◆ EXERCISE:
Among the entries below, please show each line that carries the word "smartphone".

◆ EXTRACTED MATERIAL:
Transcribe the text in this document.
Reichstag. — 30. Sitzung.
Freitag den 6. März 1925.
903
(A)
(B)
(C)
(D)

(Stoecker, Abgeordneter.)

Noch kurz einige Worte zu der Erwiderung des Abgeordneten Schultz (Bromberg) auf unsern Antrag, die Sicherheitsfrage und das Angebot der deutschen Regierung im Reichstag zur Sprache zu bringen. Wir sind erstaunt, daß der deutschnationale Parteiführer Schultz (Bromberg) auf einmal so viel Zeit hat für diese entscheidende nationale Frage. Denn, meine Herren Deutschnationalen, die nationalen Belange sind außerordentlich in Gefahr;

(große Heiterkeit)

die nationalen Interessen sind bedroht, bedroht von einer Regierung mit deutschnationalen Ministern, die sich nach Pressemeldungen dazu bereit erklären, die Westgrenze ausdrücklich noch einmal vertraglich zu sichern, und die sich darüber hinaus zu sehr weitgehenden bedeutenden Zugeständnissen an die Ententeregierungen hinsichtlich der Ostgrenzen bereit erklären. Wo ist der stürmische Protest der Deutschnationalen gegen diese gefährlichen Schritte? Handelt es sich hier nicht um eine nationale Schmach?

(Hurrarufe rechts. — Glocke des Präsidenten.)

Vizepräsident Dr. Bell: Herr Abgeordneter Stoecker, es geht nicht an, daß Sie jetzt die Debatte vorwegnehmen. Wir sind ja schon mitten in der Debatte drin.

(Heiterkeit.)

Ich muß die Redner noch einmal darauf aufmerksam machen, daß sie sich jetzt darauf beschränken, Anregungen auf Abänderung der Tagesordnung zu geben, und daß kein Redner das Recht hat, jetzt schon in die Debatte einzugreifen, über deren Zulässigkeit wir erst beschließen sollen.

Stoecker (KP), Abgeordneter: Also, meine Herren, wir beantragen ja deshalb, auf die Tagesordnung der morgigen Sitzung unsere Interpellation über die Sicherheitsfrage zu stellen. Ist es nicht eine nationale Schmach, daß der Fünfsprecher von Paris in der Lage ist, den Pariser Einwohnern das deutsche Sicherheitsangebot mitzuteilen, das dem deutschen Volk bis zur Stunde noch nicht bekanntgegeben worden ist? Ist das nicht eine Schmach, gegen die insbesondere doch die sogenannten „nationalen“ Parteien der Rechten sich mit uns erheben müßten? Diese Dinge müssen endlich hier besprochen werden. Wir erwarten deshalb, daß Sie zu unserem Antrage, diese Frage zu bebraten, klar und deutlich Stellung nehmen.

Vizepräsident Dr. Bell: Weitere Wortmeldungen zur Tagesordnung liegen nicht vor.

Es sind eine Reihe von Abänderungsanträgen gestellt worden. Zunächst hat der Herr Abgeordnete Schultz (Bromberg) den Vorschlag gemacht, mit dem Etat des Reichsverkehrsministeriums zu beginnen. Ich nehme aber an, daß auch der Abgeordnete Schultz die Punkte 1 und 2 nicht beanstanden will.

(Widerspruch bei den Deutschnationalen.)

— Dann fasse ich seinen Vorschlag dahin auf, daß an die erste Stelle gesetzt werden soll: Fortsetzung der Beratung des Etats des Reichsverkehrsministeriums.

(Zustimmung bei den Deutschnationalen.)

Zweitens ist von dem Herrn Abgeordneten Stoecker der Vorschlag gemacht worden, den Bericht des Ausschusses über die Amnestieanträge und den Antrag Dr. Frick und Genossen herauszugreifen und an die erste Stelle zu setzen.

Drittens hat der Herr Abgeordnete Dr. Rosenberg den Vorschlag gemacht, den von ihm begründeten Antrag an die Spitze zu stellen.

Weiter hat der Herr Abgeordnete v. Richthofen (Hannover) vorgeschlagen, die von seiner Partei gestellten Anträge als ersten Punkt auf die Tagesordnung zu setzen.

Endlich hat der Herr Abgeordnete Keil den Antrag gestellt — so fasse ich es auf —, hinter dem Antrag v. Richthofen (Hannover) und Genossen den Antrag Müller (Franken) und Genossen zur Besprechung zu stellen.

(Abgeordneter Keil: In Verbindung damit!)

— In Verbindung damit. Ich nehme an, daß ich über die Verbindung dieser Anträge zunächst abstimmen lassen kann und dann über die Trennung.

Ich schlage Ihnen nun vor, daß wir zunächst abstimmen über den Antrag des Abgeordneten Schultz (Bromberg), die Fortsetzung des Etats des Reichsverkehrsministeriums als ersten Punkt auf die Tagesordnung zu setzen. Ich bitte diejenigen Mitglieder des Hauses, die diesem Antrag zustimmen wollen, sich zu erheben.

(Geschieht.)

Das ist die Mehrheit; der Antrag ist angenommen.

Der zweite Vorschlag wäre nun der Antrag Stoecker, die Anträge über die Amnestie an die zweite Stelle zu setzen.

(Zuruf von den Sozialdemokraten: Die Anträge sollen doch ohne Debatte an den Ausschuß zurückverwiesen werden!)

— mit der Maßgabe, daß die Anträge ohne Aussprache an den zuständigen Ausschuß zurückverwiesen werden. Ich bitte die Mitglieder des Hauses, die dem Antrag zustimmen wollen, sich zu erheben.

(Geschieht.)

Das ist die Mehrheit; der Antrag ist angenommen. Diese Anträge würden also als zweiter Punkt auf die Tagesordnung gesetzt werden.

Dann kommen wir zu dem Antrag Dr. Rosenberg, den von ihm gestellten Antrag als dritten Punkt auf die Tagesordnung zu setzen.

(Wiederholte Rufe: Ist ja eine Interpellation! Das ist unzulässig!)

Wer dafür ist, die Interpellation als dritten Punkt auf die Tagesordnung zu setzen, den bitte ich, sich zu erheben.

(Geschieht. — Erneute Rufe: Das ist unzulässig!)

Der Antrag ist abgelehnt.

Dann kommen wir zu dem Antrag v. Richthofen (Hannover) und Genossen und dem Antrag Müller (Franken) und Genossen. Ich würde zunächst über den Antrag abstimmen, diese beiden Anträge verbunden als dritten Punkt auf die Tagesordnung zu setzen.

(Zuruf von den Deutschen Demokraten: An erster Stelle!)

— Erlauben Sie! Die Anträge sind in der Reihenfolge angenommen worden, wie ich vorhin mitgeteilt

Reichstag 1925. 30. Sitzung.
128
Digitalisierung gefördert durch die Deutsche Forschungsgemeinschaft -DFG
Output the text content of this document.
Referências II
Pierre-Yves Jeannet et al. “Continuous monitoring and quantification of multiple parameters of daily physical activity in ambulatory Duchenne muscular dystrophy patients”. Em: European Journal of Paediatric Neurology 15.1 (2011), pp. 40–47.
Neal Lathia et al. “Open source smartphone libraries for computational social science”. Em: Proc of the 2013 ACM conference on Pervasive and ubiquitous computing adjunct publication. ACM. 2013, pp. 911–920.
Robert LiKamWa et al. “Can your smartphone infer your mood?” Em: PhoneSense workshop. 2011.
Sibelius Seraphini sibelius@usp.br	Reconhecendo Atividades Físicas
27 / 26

◆ ANSWER SECTION:
Neal Lathia et al. “Open source smartphone libraries for computational social science”. Em: Proc of the 2013 ACM conference on Pervasive and ubiquitous computing adjunct publication. ACM. 2013, pp. 911–920.
Robert LiKamWa et al. “Can your smartphone infer your mood?” Em: PhoneSense workshop. 2011.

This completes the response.